### Raw records
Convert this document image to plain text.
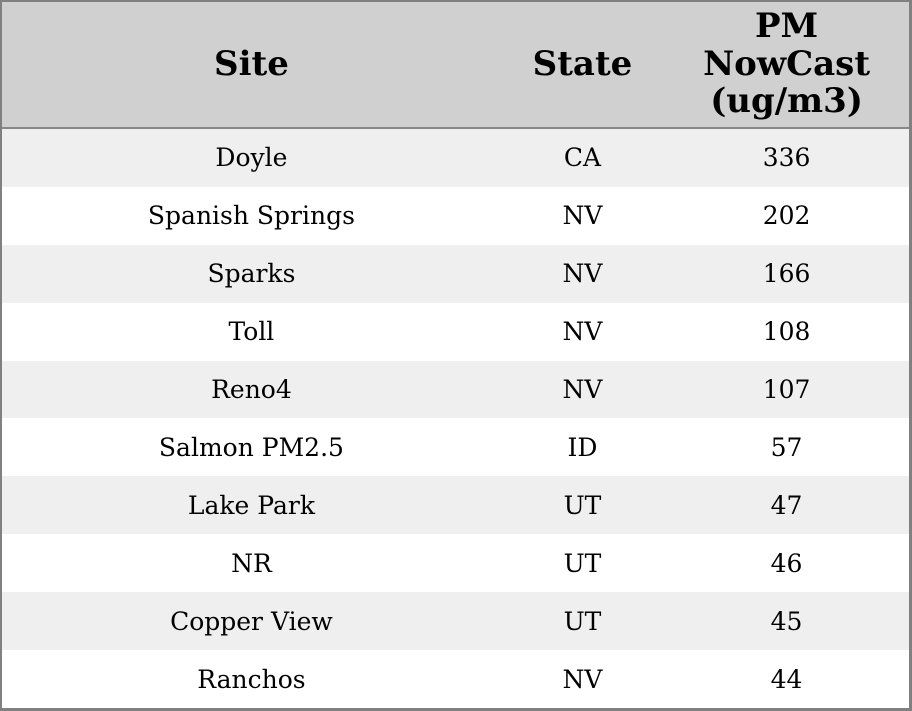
Site	State	PM NowCast (ug/m3)

Doyle	CA	336
Spanish Springs	NV	202
Sparks	NV	166
Toll	NV	108
Reno4	NV	107
Salmon PM2.5	ID	57
Lake Park	UT	47
NR	UT	46
Copper View	UT	45
Ranchos	NV	44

### Exercise goal
Output the records above exactly; leave out the pictures.

### Full answer
Convert this document image to plain text.
Site	State	PM NowCast (ug/m3)

Doyle	CA	336
Spanish Springs	NV	202
Sparks	NV	166
Toll	NV	108
Reno4	NV	107
Salmon PM2.5	ID	57
Lake Park	UT	47
NR	UT	46
Copper View	UT	45
Ranchos	NV	44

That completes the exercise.